» **AIM OF THE EXERCISE**
Find the string "nagy" in the listing and report every line that has it.

Stored records
— start —

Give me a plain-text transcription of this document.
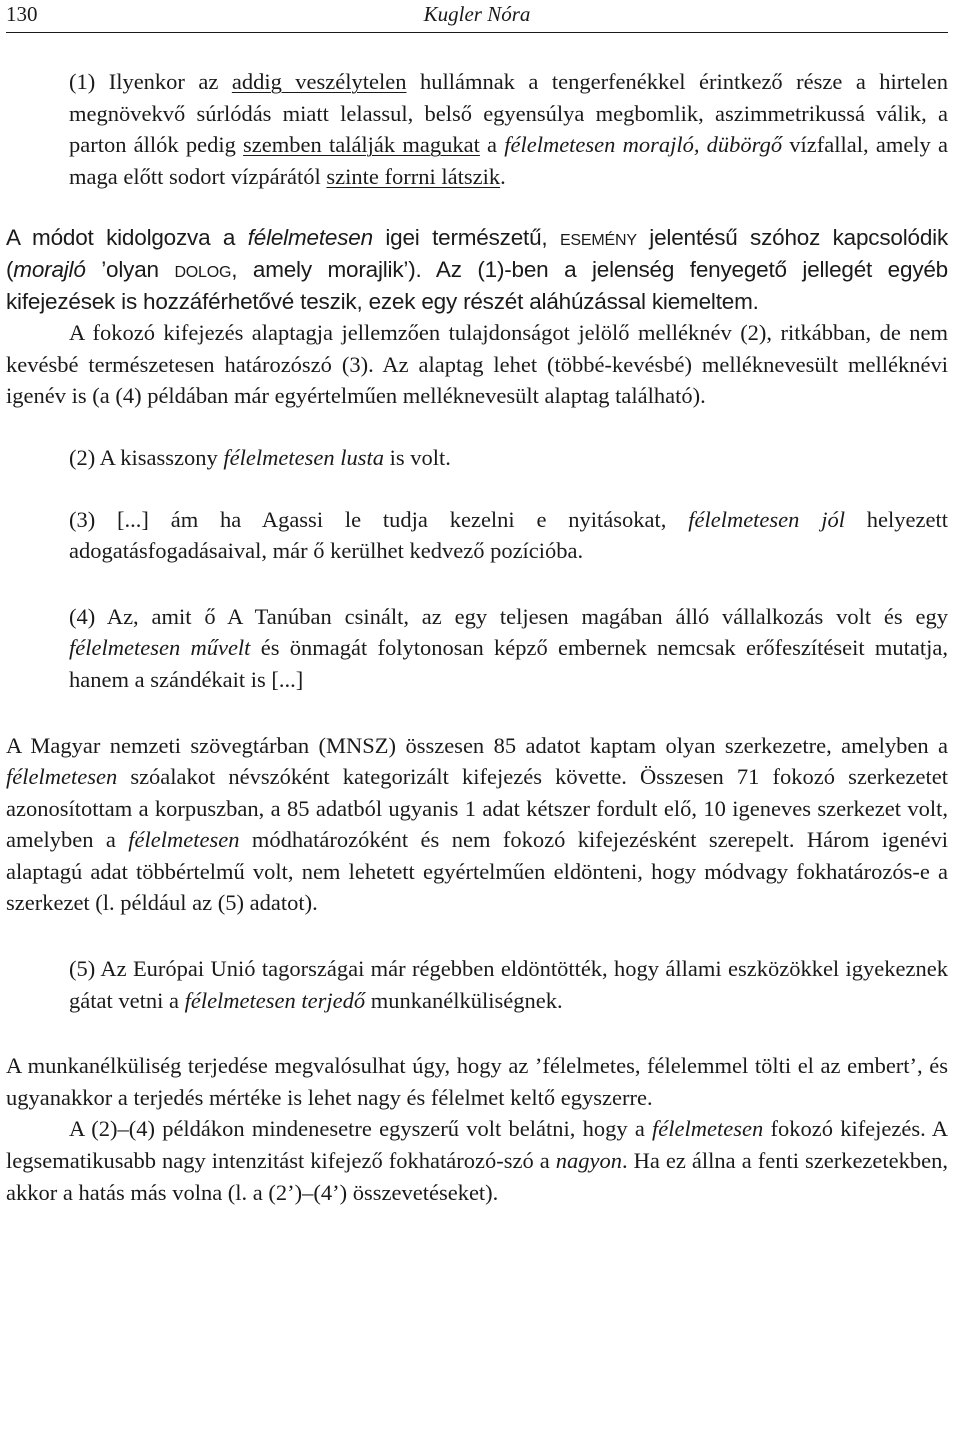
130	Kugler Nóra

(1) Ilyenkor az addig veszélytelen hullámnak a tengerfenékkel érintkező része a hirtelen megnövekvő súrlódás miatt lelassul, belső egyensúlya megbomlik, aszimmetrikussá válik, a parton állók pedig szemben találják magukat a félelmetesen morajló, dübörgő vízfallal, amely a maga előtt sodort vízpárától szinte forrni látszik.

A módot kidolgozva a félelmetesen igei természetű, esemény jelentésű szóhoz kapcsolódik (morajló ’olyan dolog, amely morajlik’). Az (1)-ben a jelenség fenyegető jellegét egyéb kifejezések is hozzáférhetővé teszik, ezek egy részét aláhúzással kiemeltem.

A fokozó kifejezés alaptagja jellemzően tulajdonságot jelölő melléknév (2), ritkábban, de nem kevésbé természetesen határozószó (3). Az alaptag lehet (többé-kevésbé) melléknevesült melléknévi igenév is (a (4) példában már egyértelműen melléknevesült alaptag található).

(2) A kisasszony félelmetesen lusta is volt.

(3) [...] ám ha Agassi le tudja kezelni e nyitásokat, félelmetesen jól helyezett adogatásfogadásaival, már ő kerülhet kedvező pozícióba.

(4) Az, amit ő A Tanúban csinált, az egy teljesen magában álló vállalkozás volt és egy félelmetesen művelt és önmagát folytonosan képző embernek nemcsak erőfeszítéseit mutatja, hanem a szándékait is [...]

A Magyar nemzeti szövegtárban (MNSZ) összesen 85 adatot kaptam olyan szerkezetre, amelyben a félelmetesen szóalakot névszóként kategorizált kifejezés követte. Összesen 71 fokozó szerkezetet azonosítottam a korpuszban, a 85 adatból ugyanis 1 adat kétszer fordult elő, 10 igeneves szerkezet volt, amelyben a félelmetesen módhatározóként és nem fokozó kifejezésként szerepelt. Három igenévi alaptagú adat többértelmű volt, nem lehetett egyértelműen eldönteni, hogy módvagy fokhatározós-e a szerkezet (l. például az (5) adatot).

(5) Az Európai Unió tagországai már régebben eldöntötték, hogy állami eszközökkel igyekeznek gátat vetni a félelmetesen terjedő munkanélküliségnek.

A munkanélküliség terjedése megvalósulhat úgy, hogy az ’félelmetes, félelemmel tölti el az embert’, és ugyanakkor a terjedés mértéke is lehet nagy és félelmet keltő egyszerre.

A (2)–(4) példákon mindenesetre egyszerű volt belátni, hogy a félelmetesen fokozó kifejezés. A legsematikusabb nagy intenzitást kifejező fokhatározó-szó a nagyon. Ha ez állna a fenti szerkezetekben, akkor a hatás más volna (l. a (2’)–(4’) összevetéseket).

— end —

» **FINAL RESULT**
A munkanélküliség terjedése megvalósulhat úgy, hogy az ’félelmetes, félelemmel tölti el az embert’, és ugyanakkor a terjedés mértéke is lehet nagy és félelmet keltő egyszerre.
A (2)–(4) példákon mindenesetre egyszerű volt belátni, hogy a félelmetesen fokozó kifejezés. A legsematikusabb nagy intenzitást kifejező fokhatározó-szó a nagyon. Ha ez állna a fenti szerkezetekben, akkor a hatás más volna (l. a (2’)–(4’) összevetéseket).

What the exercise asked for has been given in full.